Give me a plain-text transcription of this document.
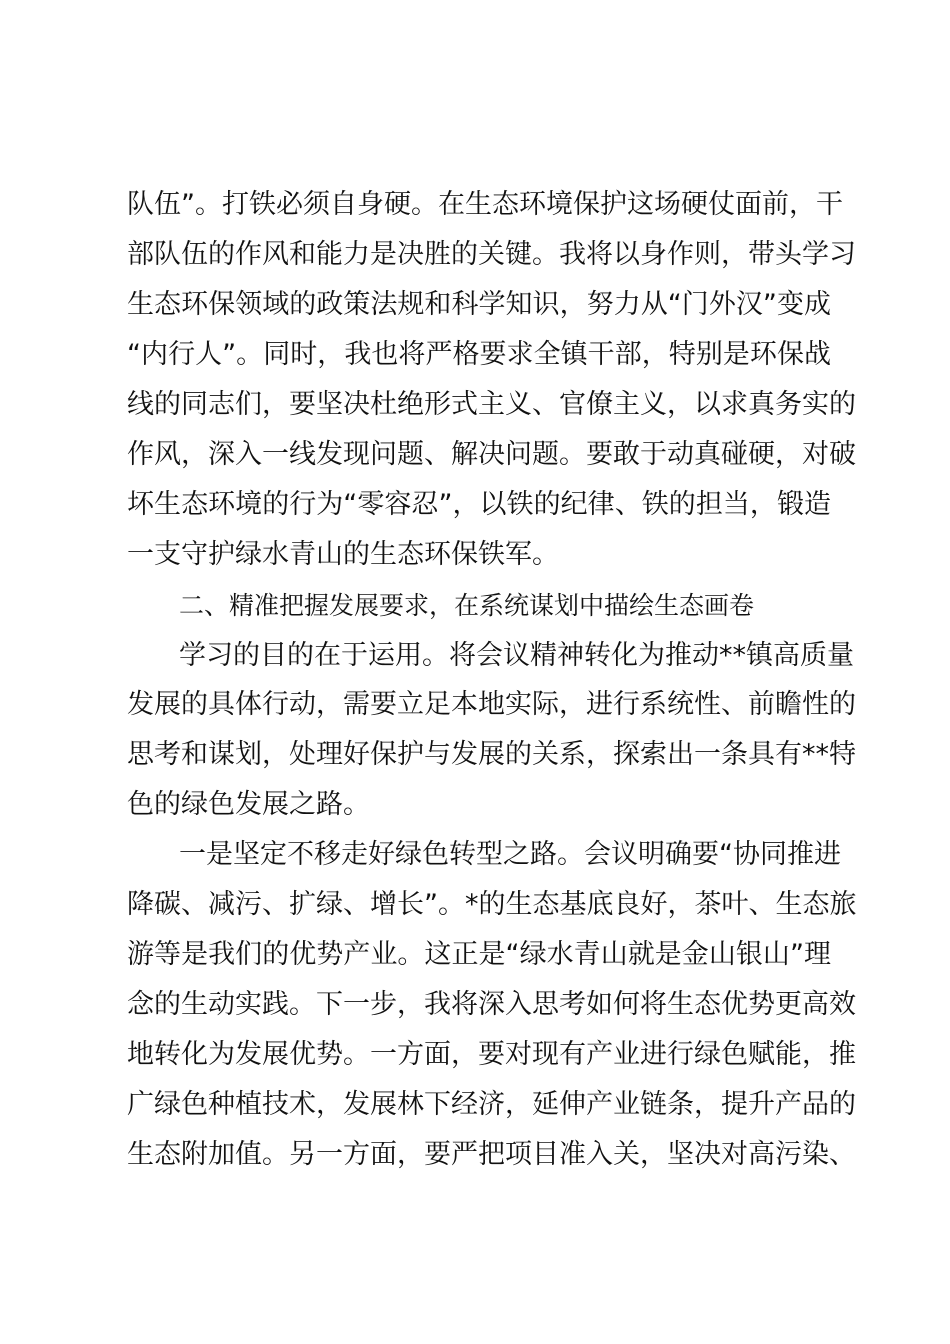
队伍”。打铁必须自身硬。在生态环境保护这场硬仗面前，干
部队伍的作风和能力是决胜的关键。我将以身作则，带头学习
生态环保领域的政策法规和科学知识，努力从“门外汉”变成
“内行人”。同时，我也将严格要求全镇干部，特别是环保战
线的同志们，要坚决杜绝形式主义、官僚主义，以求真务实的
作风，深入一线发现问题、解决问题。要敢于动真碰硬，对破
坏生态环境的行为“零容忍”，以铁的纪律、铁的担当，锻造
一支守护绿水青山的生态环保铁军。
二、精准把握发展要求，在系统谋划中描绘生态画卷
学习的目的在于运用。将会议精神转化为推动**镇高质量
发展的具体行动，需要立足本地实际，进行系统性、前瞻性的
思考和谋划，处理好保护与发展的关系，探索出一条具有**特
色的绿色发展之路。
一是坚定不移走好绿色转型之路。会议明确要“协同推进
降碳、减污、扩绿、增长”。*的生态基底良好，茶叶、生态旅
游等是我们的优势产业。这正是“绿水青山就是金山银山”理
念的生动实践。下一步，我将深入思考如何将生态优势更高效
地转化为发展优势。一方面，要对现有产业进行绿色赋能，推
广绿色种植技术，发展林下经济，延伸产业链条，提升产品的
生态附加值。另一方面，要严把项目准入关，坚决对高污染、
────────────────────────────────────────
(TASK PROMPT): Retype the whole listing exactly and leave the pictures out.

(SOLUTION TO THIS PROBLEM):
Give me a plain-text transcription of this document.
队伍”。打铁必须自身硬。在生态环境保护这场硬仗面前，干
部队伍的作风和能力是决胜的关键。我将以身作则，带头学习
生态环保领域的政策法规和科学知识，努力从“门外汉”变成
“内行人”。同时，我也将严格要求全镇干部，特别是环保战
线的同志们，要坚决杜绝形式主义、官僚主义，以求真务实的
作风，深入一线发现问题、解决问题。要敢于动真碰硬，对破
坏生态环境的行为“零容忍”，以铁的纪律、铁的担当，锻造
一支守护绿水青山的生态环保铁军。
二、精准把握发展要求，在系统谋划中描绘生态画卷
学习的目的在于运用。将会议精神转化为推动**镇高质量
发展的具体行动，需要立足本地实际，进行系统性、前瞻性的
思考和谋划，处理好保护与发展的关系，探索出一条具有**特
色的绿色发展之路。
一是坚定不移走好绿色转型之路。会议明确要“协同推进
降碳、减污、扩绿、增长”。*的生态基底良好，茶叶、生态旅
游等是我们的优势产业。这正是“绿水青山就是金山银山”理
念的生动实践。下一步，我将深入思考如何将生态优势更高效
地转化为发展优势。一方面，要对现有产业进行绿色赋能，推
广绿色种植技术，发展林下经济，延伸产业链条，提升产品的
生态附加值。另一方面，要严把项目准入关，坚决对高污染、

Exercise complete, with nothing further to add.